- [Problem requirements] Gather up every line that includes the string "производственных".

● ● ●

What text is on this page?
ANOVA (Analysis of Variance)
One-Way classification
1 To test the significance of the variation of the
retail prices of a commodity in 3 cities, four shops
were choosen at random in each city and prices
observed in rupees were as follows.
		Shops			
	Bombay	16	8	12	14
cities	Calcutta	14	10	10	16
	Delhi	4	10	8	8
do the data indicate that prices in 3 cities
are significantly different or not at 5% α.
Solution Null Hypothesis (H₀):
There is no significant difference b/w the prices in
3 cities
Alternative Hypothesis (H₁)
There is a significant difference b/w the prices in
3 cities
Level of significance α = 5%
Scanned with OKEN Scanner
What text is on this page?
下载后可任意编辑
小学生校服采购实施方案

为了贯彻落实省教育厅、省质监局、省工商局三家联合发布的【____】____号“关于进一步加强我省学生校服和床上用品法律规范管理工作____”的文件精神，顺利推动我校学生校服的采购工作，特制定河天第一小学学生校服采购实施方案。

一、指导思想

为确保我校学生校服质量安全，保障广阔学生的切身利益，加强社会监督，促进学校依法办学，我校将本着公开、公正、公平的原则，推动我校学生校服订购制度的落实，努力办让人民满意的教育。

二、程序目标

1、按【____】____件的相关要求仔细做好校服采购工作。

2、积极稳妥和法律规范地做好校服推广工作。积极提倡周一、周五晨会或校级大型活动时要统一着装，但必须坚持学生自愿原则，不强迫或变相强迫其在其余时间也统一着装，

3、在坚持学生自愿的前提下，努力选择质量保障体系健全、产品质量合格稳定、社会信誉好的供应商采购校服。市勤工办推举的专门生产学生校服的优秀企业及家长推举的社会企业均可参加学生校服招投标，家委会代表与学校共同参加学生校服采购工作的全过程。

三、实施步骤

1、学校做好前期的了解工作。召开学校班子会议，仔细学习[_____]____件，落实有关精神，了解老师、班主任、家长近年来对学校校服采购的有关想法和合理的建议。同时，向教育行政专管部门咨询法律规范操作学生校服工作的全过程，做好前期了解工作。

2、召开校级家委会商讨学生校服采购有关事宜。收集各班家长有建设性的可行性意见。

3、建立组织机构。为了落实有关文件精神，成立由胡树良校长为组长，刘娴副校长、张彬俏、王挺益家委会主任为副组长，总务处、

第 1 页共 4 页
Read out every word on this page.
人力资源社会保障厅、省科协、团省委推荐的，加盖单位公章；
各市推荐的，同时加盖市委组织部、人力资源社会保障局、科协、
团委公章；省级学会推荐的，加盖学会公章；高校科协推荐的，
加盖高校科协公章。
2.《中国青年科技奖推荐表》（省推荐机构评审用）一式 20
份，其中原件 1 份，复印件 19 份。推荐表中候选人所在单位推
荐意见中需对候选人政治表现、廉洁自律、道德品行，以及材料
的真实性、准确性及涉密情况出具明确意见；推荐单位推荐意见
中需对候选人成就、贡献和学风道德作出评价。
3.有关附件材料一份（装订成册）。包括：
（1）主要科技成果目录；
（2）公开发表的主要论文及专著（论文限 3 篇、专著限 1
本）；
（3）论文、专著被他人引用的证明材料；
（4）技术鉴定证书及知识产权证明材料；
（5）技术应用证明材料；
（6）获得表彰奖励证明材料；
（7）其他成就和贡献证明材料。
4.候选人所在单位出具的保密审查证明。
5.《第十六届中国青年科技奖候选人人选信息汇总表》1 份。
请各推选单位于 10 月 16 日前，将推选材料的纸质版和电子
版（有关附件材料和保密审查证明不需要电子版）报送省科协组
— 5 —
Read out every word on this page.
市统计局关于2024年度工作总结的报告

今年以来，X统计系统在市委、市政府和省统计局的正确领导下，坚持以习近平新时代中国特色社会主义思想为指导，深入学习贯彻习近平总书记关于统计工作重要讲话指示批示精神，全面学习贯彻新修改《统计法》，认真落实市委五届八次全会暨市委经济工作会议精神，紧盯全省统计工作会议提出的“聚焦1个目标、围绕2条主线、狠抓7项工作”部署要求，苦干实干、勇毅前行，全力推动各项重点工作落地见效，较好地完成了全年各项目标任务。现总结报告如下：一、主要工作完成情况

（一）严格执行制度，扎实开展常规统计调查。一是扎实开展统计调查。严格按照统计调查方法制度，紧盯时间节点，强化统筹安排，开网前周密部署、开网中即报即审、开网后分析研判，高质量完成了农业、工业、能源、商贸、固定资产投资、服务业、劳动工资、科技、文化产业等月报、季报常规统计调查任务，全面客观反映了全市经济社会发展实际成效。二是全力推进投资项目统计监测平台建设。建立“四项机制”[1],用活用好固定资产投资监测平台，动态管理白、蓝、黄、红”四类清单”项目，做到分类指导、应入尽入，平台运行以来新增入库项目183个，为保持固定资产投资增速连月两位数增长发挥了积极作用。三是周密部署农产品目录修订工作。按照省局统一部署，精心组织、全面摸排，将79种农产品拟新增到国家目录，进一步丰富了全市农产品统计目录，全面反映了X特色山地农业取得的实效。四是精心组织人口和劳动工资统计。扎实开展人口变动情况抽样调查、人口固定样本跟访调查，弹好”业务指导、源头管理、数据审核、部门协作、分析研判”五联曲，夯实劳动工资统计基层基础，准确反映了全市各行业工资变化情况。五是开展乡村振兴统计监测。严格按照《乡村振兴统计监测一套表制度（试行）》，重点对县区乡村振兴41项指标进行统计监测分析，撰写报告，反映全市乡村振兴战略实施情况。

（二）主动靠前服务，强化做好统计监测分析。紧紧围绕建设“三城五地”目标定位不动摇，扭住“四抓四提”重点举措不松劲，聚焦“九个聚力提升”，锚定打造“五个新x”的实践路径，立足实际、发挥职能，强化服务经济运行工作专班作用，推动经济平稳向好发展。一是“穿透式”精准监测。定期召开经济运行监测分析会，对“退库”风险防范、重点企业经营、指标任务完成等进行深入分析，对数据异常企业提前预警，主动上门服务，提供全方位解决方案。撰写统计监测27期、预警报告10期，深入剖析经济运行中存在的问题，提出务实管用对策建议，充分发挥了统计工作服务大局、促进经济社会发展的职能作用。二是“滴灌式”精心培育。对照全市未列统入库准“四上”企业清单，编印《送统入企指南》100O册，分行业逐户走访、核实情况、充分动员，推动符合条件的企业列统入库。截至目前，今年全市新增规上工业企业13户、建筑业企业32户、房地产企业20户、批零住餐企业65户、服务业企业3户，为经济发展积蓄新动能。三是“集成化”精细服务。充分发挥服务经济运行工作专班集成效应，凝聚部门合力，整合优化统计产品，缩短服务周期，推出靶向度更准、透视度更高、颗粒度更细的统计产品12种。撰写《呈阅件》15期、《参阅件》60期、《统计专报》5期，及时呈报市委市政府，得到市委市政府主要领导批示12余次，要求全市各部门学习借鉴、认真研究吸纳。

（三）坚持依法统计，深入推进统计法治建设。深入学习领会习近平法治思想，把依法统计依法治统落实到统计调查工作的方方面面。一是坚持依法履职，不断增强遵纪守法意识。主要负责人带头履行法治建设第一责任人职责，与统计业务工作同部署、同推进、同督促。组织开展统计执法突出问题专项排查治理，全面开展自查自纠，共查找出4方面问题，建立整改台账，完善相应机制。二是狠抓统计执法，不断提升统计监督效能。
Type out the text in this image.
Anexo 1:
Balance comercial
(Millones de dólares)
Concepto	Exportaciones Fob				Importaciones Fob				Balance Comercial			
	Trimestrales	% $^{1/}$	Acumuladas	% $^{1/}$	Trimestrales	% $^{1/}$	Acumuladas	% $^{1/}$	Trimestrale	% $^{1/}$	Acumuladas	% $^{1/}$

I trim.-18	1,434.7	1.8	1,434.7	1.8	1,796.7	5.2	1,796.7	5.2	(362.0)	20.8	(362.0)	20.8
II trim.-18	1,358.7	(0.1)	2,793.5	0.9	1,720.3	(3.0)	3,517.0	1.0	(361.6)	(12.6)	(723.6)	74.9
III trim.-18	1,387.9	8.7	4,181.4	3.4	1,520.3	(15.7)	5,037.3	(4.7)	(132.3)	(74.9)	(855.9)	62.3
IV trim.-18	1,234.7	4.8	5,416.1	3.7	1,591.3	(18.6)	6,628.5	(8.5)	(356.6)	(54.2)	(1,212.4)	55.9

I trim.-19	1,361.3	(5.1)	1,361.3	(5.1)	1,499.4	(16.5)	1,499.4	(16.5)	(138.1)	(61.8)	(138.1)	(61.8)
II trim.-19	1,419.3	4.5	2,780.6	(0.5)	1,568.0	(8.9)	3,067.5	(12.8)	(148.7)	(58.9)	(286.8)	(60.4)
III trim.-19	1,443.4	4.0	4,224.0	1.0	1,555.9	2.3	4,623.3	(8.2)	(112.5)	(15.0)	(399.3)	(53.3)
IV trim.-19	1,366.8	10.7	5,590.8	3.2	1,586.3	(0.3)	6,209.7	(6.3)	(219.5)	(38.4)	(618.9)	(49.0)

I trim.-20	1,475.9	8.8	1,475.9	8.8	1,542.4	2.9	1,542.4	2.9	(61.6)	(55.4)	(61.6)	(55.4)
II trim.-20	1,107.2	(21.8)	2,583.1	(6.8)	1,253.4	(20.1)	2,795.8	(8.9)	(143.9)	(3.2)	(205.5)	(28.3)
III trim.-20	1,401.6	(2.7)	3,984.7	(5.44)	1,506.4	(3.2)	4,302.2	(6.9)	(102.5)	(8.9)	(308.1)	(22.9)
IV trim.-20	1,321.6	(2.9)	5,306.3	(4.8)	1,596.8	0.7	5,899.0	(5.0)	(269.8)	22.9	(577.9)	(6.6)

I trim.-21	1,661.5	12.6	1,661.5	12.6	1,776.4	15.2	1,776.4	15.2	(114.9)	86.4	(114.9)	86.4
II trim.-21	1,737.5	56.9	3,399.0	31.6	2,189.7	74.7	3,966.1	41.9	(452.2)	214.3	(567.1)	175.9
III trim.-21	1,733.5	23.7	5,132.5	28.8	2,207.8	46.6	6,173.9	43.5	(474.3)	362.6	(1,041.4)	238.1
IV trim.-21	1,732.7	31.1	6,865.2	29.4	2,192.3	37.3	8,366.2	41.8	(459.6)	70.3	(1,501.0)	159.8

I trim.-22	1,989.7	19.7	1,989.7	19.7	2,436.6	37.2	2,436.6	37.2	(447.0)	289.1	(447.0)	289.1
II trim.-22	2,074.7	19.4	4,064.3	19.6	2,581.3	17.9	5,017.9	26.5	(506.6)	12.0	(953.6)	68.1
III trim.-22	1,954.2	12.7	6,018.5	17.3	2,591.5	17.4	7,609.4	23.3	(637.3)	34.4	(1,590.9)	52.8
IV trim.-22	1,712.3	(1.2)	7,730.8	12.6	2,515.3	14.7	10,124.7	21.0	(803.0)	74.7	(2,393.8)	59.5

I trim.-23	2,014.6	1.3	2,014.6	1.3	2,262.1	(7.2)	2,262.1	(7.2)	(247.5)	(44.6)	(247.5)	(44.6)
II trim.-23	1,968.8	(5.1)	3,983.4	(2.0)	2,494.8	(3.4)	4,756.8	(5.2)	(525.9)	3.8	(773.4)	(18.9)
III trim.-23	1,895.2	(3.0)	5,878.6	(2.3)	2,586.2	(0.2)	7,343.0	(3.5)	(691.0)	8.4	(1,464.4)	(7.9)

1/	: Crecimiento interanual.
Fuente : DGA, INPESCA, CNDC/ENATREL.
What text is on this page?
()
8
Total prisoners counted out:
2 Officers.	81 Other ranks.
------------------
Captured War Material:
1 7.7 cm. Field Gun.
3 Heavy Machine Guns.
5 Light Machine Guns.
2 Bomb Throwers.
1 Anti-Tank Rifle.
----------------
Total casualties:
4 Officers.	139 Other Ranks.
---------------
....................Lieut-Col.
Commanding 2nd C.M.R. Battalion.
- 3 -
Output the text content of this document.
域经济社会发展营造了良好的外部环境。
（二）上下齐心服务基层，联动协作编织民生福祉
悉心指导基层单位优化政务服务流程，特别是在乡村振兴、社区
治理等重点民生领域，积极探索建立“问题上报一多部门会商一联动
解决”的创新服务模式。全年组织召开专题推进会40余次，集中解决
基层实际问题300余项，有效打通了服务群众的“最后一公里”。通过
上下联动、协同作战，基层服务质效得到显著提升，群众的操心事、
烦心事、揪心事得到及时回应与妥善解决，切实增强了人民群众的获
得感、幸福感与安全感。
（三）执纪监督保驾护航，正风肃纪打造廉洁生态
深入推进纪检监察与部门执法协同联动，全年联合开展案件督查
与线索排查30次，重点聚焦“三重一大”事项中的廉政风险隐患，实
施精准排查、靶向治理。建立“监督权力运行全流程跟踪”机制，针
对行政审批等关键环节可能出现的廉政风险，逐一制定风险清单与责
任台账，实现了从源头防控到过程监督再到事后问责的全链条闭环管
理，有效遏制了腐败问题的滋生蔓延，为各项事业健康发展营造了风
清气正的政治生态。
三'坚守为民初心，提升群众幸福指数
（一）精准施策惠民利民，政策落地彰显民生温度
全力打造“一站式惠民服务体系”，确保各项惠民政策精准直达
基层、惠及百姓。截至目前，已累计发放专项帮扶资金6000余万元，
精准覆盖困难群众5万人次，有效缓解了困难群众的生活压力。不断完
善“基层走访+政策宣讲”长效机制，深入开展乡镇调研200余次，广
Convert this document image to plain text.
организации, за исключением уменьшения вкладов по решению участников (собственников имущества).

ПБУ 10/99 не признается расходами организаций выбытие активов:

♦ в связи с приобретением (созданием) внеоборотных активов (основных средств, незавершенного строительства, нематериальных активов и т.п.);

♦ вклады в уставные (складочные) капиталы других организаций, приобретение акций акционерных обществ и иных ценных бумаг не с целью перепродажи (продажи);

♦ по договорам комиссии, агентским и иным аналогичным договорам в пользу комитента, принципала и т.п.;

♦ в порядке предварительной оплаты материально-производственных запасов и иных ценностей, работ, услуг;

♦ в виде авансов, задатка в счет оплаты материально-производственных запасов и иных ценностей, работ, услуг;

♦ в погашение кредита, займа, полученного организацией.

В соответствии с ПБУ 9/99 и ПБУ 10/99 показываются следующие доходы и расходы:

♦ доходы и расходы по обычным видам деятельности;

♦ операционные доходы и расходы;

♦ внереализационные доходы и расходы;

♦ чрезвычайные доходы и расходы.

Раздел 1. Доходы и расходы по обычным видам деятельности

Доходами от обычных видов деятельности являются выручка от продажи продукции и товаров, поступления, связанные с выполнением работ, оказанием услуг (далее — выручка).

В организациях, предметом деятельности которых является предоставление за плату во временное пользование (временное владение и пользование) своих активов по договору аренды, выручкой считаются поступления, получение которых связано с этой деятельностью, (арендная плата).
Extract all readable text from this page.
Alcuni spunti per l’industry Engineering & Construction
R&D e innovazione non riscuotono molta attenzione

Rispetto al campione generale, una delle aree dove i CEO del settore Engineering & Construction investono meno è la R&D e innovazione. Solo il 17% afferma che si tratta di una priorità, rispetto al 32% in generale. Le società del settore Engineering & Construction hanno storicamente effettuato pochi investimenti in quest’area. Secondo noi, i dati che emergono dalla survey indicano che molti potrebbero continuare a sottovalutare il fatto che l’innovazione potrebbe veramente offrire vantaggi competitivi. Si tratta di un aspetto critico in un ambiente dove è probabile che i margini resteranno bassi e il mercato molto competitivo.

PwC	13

● ● ●

- [Answer to the task]
♦ в порядке предварительной оплаты материально-производственных запасов и иных ценностей, работ, услуг;
♦ в виде авансов, задатка в счет оплаты материально-производственных запасов и иных ценностей, работ, услуг;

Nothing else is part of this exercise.